> **WHAT TO DO**:
Show all lines that include the string "Points"; copy each one.

> **Stored items**:
>>>>>

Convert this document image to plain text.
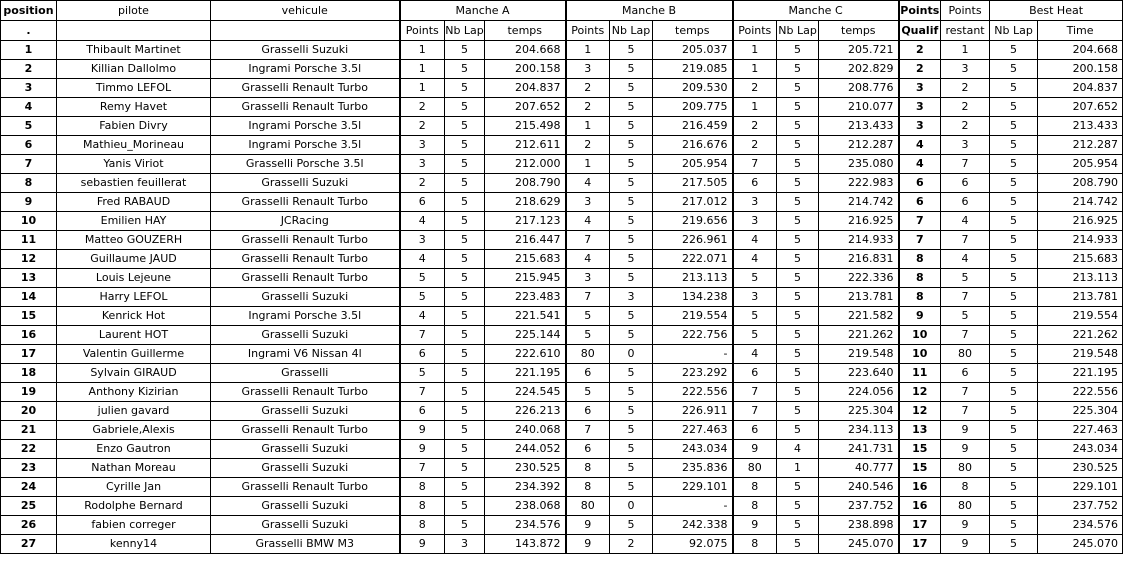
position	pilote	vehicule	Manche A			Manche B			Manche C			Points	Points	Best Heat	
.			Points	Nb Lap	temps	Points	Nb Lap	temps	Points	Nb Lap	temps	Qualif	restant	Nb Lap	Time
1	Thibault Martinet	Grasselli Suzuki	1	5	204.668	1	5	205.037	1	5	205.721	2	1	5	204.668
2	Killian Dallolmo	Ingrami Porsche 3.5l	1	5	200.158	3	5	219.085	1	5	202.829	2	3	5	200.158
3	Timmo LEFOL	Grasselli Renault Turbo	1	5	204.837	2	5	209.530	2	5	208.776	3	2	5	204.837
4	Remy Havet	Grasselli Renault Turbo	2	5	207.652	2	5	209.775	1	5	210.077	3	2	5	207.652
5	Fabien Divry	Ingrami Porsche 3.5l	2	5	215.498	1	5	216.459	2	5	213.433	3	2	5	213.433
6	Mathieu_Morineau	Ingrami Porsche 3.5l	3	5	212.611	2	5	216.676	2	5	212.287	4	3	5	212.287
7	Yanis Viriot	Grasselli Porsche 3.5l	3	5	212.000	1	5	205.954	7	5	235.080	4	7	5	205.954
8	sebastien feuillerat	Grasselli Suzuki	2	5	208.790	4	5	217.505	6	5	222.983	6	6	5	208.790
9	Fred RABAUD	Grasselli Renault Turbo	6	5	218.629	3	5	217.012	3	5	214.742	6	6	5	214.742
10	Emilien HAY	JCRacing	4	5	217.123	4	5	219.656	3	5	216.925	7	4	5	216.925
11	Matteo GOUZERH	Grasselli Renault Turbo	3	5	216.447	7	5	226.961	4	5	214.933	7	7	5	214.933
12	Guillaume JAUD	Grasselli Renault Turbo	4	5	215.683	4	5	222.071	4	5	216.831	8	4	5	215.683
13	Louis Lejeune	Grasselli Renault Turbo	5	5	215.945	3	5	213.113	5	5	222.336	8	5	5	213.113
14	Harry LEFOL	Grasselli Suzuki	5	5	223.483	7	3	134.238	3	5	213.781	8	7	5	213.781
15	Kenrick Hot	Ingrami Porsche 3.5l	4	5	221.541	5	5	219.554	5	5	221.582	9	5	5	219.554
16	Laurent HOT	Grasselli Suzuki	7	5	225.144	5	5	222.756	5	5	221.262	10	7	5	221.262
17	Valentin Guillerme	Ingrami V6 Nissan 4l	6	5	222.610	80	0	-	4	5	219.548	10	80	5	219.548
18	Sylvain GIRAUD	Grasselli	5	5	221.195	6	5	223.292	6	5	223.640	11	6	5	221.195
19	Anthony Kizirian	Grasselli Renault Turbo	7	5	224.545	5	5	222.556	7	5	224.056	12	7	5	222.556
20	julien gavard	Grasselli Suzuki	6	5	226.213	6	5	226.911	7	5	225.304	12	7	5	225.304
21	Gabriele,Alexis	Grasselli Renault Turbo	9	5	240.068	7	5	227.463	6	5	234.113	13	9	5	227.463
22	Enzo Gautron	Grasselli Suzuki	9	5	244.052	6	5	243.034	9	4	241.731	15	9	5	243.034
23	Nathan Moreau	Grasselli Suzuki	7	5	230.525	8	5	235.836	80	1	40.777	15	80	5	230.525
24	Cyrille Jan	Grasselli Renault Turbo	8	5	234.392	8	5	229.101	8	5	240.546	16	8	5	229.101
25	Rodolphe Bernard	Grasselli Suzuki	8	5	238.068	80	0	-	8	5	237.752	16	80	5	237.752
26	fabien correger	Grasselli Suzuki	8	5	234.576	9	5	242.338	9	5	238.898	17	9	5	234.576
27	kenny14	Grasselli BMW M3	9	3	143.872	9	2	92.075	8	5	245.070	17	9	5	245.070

<<<<<

> **REPLY**:
position	pilote	vehicule	Manche A			Manche B			Manche C			Points	Points	Best Heat	
.			Points	Nb Lap	temps	Points	Nb Lap	temps	Points	Nb Lap	temps	Qualif	restant	Nb Lap	Time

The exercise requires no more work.